◆ **Excerpted records**
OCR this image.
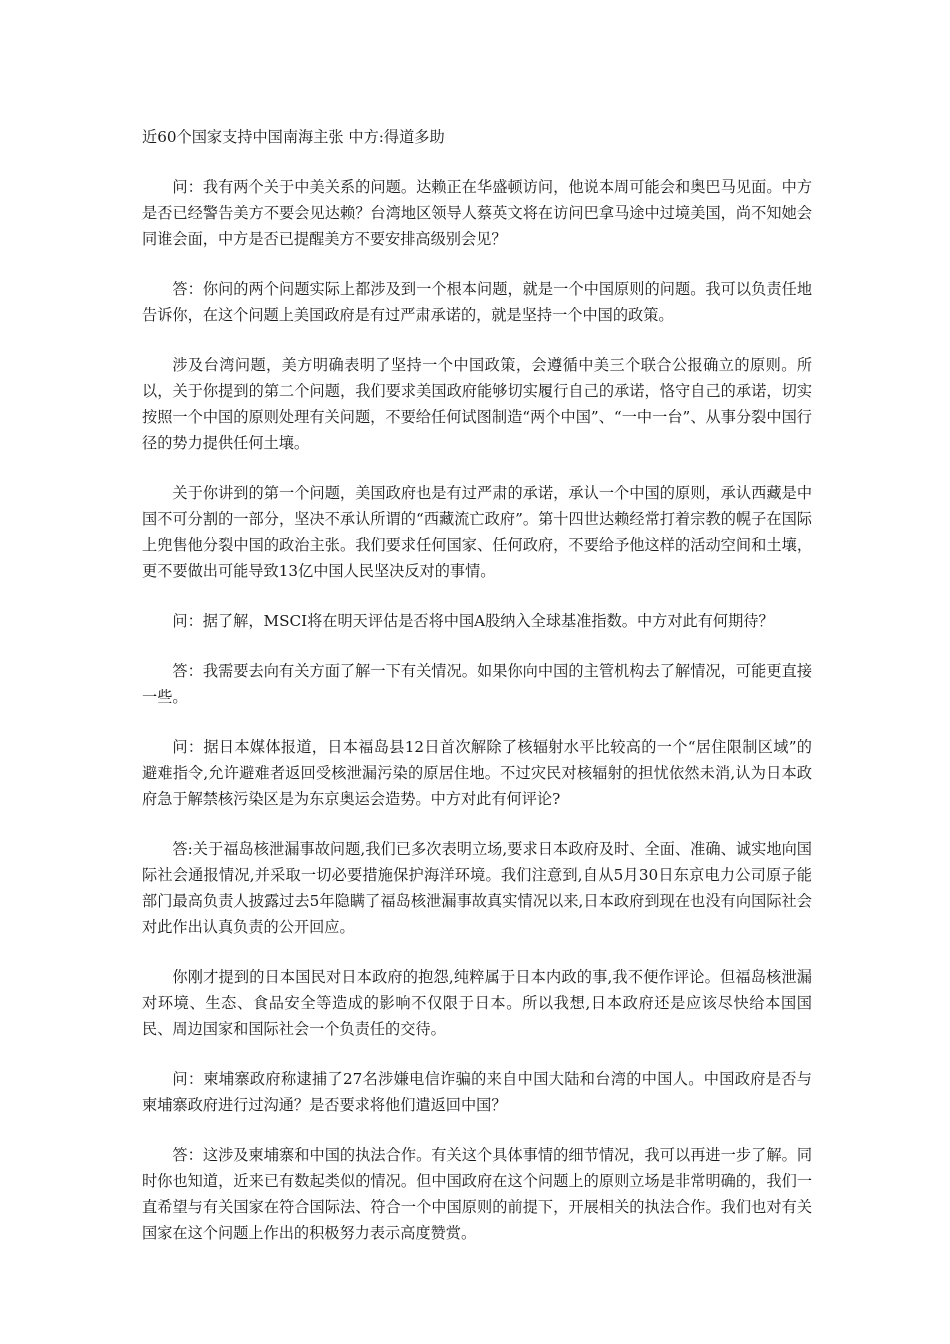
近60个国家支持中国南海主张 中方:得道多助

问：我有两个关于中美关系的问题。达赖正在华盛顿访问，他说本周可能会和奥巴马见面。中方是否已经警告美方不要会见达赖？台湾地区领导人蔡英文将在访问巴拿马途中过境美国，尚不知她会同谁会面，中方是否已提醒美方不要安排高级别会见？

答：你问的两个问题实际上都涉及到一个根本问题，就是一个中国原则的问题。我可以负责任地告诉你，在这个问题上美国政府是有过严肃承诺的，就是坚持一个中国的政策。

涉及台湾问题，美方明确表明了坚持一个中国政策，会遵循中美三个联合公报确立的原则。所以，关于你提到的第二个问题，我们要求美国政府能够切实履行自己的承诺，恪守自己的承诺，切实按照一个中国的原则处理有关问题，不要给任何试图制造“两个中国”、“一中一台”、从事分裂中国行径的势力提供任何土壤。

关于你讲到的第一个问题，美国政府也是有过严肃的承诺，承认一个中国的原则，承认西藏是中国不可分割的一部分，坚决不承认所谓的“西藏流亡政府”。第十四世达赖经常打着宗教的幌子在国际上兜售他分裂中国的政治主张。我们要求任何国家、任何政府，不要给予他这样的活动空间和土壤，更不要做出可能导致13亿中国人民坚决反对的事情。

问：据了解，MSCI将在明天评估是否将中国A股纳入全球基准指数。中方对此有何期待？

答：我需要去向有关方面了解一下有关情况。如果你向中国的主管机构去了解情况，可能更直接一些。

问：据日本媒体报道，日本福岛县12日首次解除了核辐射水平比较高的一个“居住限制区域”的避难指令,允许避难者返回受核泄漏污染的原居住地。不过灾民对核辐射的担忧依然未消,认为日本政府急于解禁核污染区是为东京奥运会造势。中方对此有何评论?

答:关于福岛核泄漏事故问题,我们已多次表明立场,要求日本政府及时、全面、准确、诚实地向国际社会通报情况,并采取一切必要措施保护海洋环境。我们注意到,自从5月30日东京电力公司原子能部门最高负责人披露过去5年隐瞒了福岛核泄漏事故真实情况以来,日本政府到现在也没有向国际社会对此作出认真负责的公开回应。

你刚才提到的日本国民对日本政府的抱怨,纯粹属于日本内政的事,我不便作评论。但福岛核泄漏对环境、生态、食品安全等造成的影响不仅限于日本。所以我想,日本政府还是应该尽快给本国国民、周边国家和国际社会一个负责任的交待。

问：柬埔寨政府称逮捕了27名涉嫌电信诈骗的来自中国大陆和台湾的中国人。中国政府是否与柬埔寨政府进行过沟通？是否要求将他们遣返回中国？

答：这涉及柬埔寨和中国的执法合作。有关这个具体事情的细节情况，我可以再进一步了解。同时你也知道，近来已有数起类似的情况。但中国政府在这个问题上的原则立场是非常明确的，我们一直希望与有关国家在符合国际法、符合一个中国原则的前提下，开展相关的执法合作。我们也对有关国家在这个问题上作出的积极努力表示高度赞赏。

--

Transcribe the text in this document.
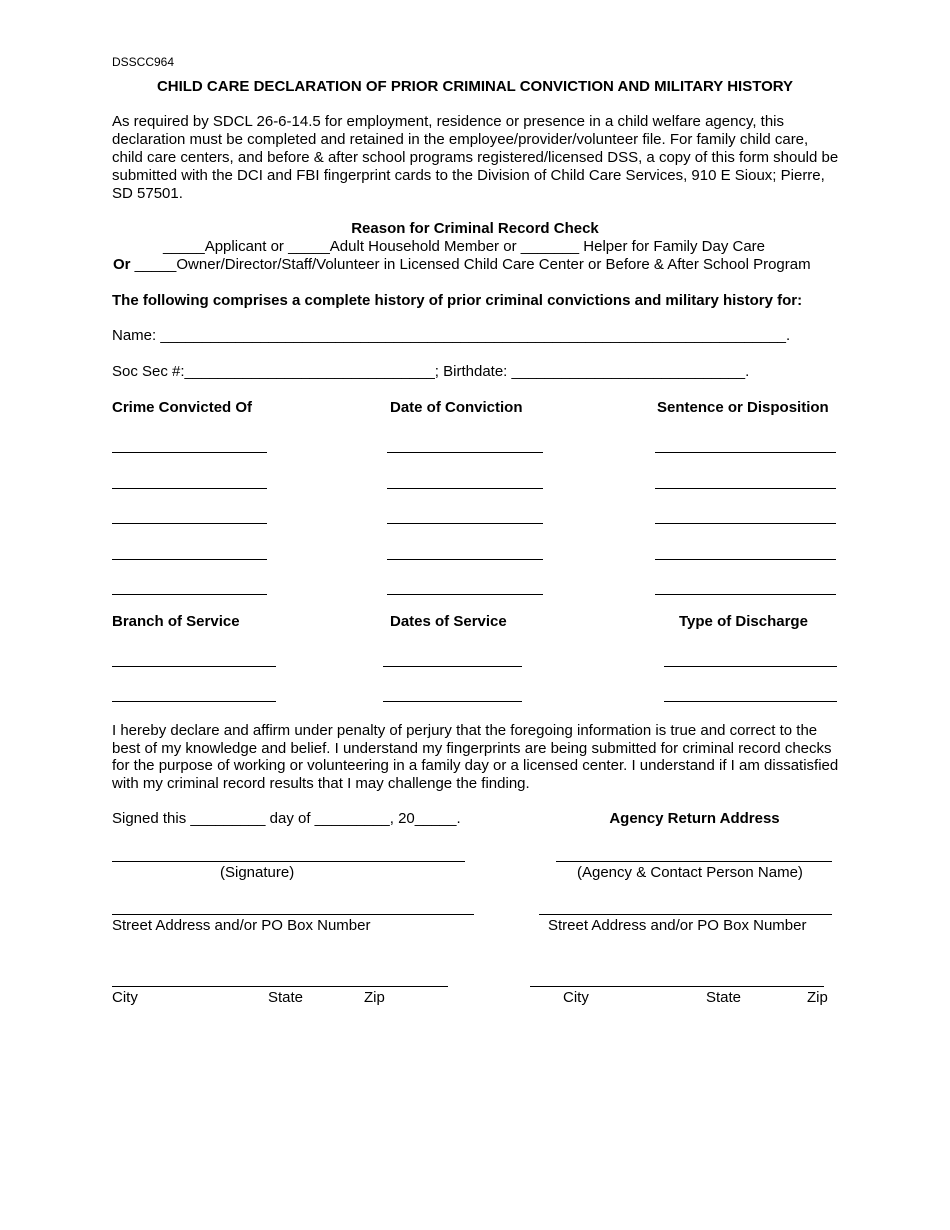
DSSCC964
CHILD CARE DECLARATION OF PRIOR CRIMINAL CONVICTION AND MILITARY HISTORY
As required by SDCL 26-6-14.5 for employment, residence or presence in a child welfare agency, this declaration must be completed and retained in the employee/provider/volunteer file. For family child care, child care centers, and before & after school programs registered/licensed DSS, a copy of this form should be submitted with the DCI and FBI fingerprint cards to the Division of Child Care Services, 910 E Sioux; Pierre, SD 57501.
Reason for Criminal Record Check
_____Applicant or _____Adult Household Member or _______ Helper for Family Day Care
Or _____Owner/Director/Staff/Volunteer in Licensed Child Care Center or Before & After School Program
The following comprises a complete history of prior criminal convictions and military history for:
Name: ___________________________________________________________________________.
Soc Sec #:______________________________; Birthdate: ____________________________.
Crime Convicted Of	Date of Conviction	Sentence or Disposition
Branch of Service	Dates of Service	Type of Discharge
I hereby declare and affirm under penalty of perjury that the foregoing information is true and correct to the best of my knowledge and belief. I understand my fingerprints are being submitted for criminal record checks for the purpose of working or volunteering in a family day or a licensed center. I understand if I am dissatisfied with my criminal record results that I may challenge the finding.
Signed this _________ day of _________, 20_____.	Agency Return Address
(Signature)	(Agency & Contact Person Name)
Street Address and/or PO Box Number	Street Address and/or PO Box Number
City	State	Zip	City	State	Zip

◆ **Short task**
Go through the records and show every line with the string "Address" in it.

◆ **Answer to the problem**
Signed this _________ day of _________, 20_____.	Agency Return Address
Street Address and/or PO Box Number	Street Address and/or PO Box Number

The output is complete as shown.